Part of a data file:
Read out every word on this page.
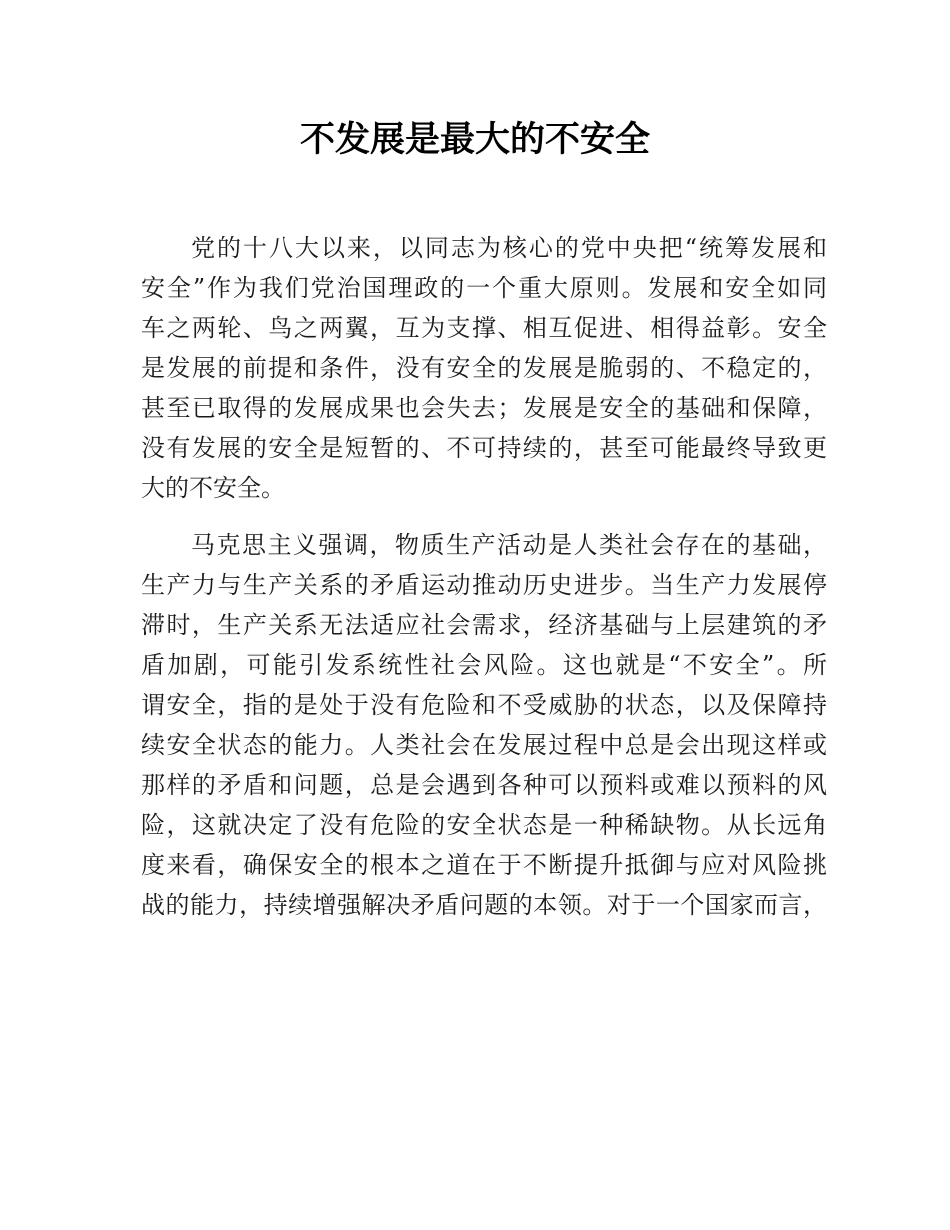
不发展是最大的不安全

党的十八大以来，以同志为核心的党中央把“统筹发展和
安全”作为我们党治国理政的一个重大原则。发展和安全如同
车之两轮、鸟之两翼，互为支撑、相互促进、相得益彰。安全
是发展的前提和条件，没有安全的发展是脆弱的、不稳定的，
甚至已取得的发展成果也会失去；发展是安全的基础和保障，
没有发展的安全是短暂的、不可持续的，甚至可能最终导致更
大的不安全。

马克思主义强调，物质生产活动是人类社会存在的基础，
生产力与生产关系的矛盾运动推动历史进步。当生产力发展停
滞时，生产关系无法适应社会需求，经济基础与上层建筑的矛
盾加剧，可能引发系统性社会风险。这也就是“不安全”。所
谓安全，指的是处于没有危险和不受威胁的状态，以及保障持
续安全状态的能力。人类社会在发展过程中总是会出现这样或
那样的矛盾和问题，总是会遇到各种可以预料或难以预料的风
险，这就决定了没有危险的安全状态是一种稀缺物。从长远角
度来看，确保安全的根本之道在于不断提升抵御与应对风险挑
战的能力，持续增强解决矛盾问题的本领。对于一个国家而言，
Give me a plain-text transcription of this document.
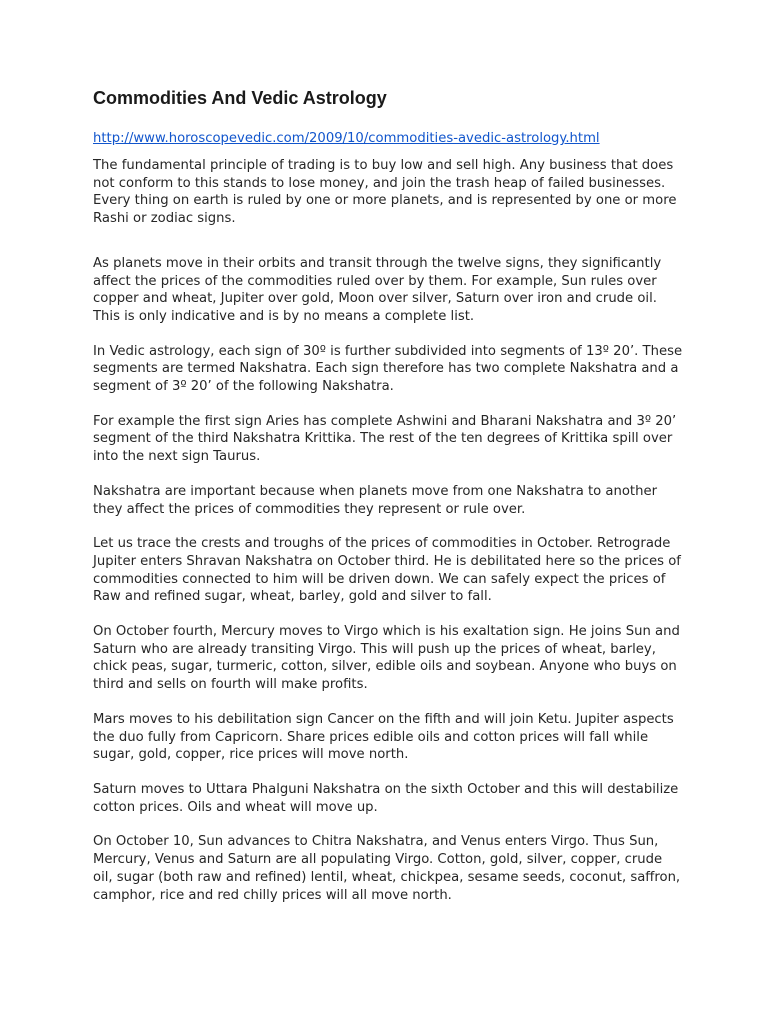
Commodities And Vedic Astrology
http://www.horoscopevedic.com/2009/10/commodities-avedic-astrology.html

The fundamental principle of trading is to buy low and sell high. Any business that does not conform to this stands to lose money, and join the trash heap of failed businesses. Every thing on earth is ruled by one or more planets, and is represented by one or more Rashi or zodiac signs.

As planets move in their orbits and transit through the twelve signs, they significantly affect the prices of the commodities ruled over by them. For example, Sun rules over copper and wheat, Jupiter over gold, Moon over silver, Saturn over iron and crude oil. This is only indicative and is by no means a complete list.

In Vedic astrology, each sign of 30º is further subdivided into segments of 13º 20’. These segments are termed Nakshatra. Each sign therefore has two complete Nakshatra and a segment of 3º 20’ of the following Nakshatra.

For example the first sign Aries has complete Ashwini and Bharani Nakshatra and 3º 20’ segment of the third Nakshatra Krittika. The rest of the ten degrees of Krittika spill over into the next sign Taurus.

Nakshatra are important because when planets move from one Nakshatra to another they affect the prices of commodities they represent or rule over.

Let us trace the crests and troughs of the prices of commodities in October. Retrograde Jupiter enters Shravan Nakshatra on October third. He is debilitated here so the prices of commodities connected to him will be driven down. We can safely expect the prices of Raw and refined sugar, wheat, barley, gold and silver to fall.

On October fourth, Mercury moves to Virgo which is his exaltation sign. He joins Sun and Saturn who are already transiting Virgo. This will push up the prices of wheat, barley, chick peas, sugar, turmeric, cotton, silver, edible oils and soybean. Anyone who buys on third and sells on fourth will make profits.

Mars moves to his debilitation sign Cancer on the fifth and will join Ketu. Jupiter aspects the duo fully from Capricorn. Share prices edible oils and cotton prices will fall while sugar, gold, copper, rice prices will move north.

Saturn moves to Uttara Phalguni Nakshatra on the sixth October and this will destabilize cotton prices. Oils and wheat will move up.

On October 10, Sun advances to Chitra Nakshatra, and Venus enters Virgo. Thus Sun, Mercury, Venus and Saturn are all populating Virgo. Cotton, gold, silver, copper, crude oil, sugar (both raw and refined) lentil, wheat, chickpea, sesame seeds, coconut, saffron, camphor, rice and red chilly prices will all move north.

- [Prompt] Go through the lines above. Select every one that has the string "over".

- [Correct result]
As planets move in their orbits and transit through the twelve signs, they significantly affect the prices of the commodities ruled over by them. For example, Sun rules over copper and wheat, Jupiter over gold, Moon over silver, Saturn over iron and crude oil. This is only indicative and is by no means a complete list.
For example the first sign Aries has complete Ashwini and Bharani Nakshatra and 3º 20’ segment of the third Nakshatra Krittika. The rest of the ten degrees of Krittika spill over into the next sign Taurus.
Nakshatra are important because when planets move from one Nakshatra to another they affect the prices of commodities they represent or rule over.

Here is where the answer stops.